╭──

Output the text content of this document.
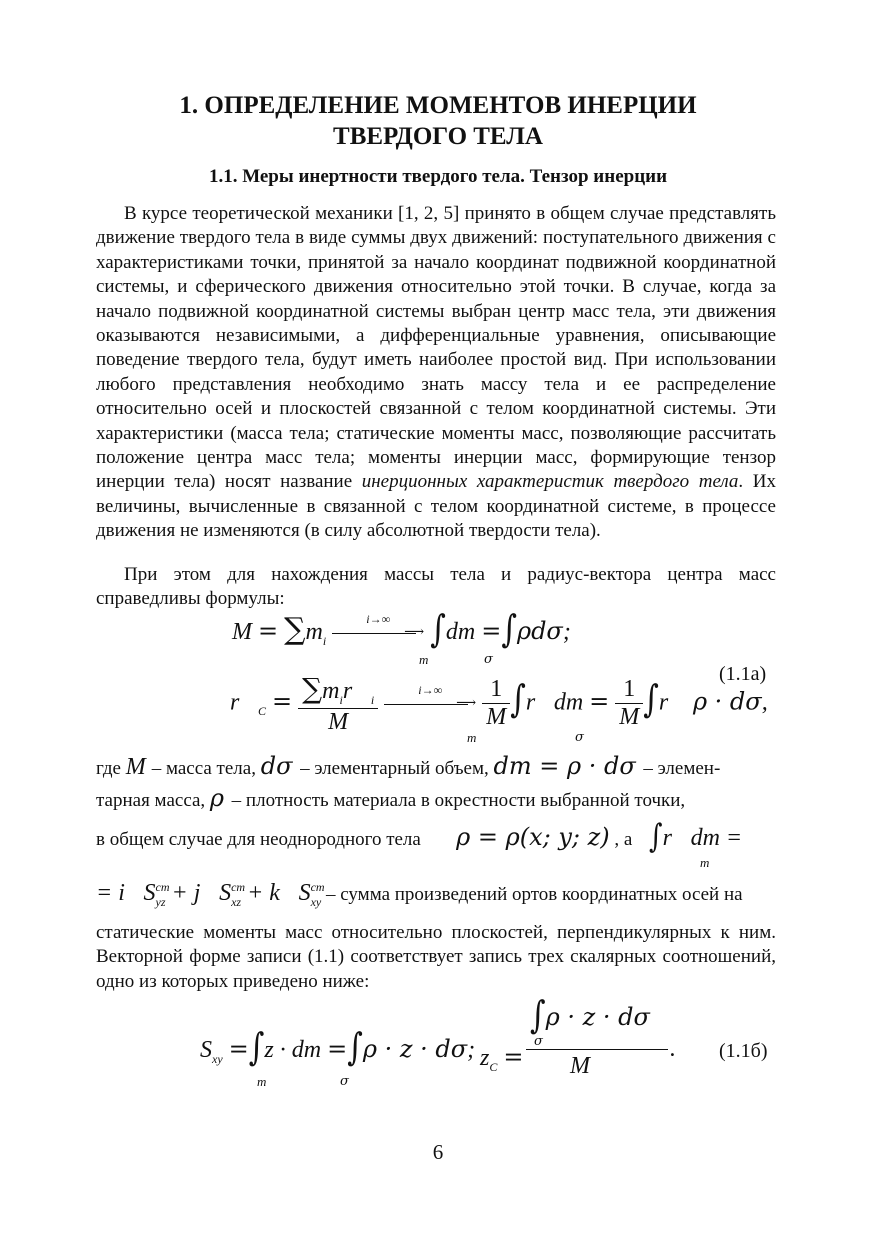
1. ОПРЕДЕЛЕНИЕ МОМЕНТОВ ИНЕРЦИИ
ТВЕРДОГО ТЕЛА
1.1. Меры инертности твердого тела. Тензор инерции

В курсе теоретической механики [1, 2, 5] принято в общем случае представлять движение твердого тела в виде суммы двух движений: поступательного движения с характеристиками точки, принятой за начало координат подвижной координатной системы, и сферического движения относительно этой точки. В случае, когда за начало подвижной координатной системы выбран центр масс тела, эти движения оказываются независимыми, а дифференциальные уравнения, описывающие поведение твердого тела, будут иметь наиболее простой вид. При использовании любого представления необходимо знать массу тела и ее распределение относительно осей и плоскостей связанной с телом координатной системы. Эти характеристики (масса тела; статические моменты масс, позволяющие рассчитать положение центра масс тела; моменты инерции масс, формирующие тензор инерции тела) носят название инерционных характеристик твердого тела. Их величины, вычисленные в связанной с телом координатной системе, в процессе движения не изменяются (в силу абсолютной твердости тела).

При этом для нахождения массы тела и радиус-вектора центра масс справедливы формулы:

$M = \sum m_i$
i→∞
⟶ ∫dm =∫ρdσ;
m	σ
(1.1а)
$r⃗_C = \frac{\sum m_ir⃗_i}{M}$
	i→∞
⟶
$\frac{1}{M}$ ∫r⃗dm = $\frac{1}{M}$ ∫r⃗ ρ · dσ,
m	σ
где M – масса тела, dσ – элементарный объем, dm = ρ · dσ – элемен-
тарная масса, ρ – плотность материала в окрестности выбранной точки,
в общем случае для неоднородного тела     ρ = ρ(x; y; z) , а ∫r⃗dm =
m
= $i⃗S^{ст}_{yz}$ + $j⃗S^{ст}_{xz}$ + $k⃗S^{ст}_{xy}$ – сумма произведений ортов координатных осей на

статические моменты масс относительно плоскостей, перпендикулярных к ним. Векторной форме записи (1.1) соответствует запись трех скалярных соотношений, одно из которых приведено ниже:

$S_{xy} =\int z$ · dm =∫ρ · z · dσ;
m	σ
$z_C$ =
∫ρ · z · dσ
σ	.
M
(1.1б)
6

╰──

Stated problem
Except for the pictures, print the data above exactly.

In response
Output the text content of this document.
1. ОПРЕДЕЛЕНИЕ МОМЕНТОВ ИНЕРЦИИ
ТВЕРДОГО ТЕЛА
1.1. Меры инертности твердого тела. Тензор инерции

В курсе теоретической механики [1, 2, 5] принято в общем случае представлять движение твердого тела в виде суммы двух движений: поступательного движения с характеристиками точки, принятой за начало координат подвижной координатной системы, и сферического движения относительно этой точки. В случае, когда за начало подвижной координатной системы выбран центр масс тела, эти движения оказываются независимыми, а дифференциальные уравнения, описывающие поведение твердого тела, будут иметь наиболее простой вид. При использовании любого представления необходимо знать массу тела и ее распределение относительно осей и плоскостей связанной с телом координатной системы. Эти характеристики (масса тела; статические моменты масс, позволяющие рассчитать положение центра масс тела; моменты инерции масс, формирующие тензор инерции тела) носят название инерционных характеристик твердого тела. Их величины, вычисленные в связанной с телом координатной системе, в процессе движения не изменяются (в силу абсолютной твердости тела).

При этом для нахождения массы тела и радиус-вектора центра масс справедливы формулы:

$M = \sum m_i$
i→∞
⟶ ∫dm =∫ρdσ;
m	σ
(1.1а)
$r⃗_C = \frac{\sum m_ir⃗_i}{M}$
	i→∞
⟶
$\frac{1}{M}$ ∫r⃗dm = $\frac{1}{M}$ ∫r⃗ ρ · dσ,
m	σ
где M – масса тела, dσ – элементарный объем, dm = ρ · dσ – элемен-
тарная масса, ρ – плотность материала в окрестности выбранной точки,
в общем случае для неоднородного тела     ρ = ρ(x; y; z) , а ∫r⃗dm =
m
= $i⃗S^{ст}_{yz}$ + $j⃗S^{ст}_{xz}$ + $k⃗S^{ст}_{xy}$ – сумма произведений ортов координатных осей на

статические моменты масс относительно плоскостей, перпендикулярных к ним. Векторной форме записи (1.1) соответствует запись трех скалярных соотношений, одно из которых приведено ниже:

$S_{xy} =\int z$ · dm =∫ρ · z · dσ;
m	σ
$z_C$ =
∫ρ · z · dσ
σ	.
M
(1.1б)
6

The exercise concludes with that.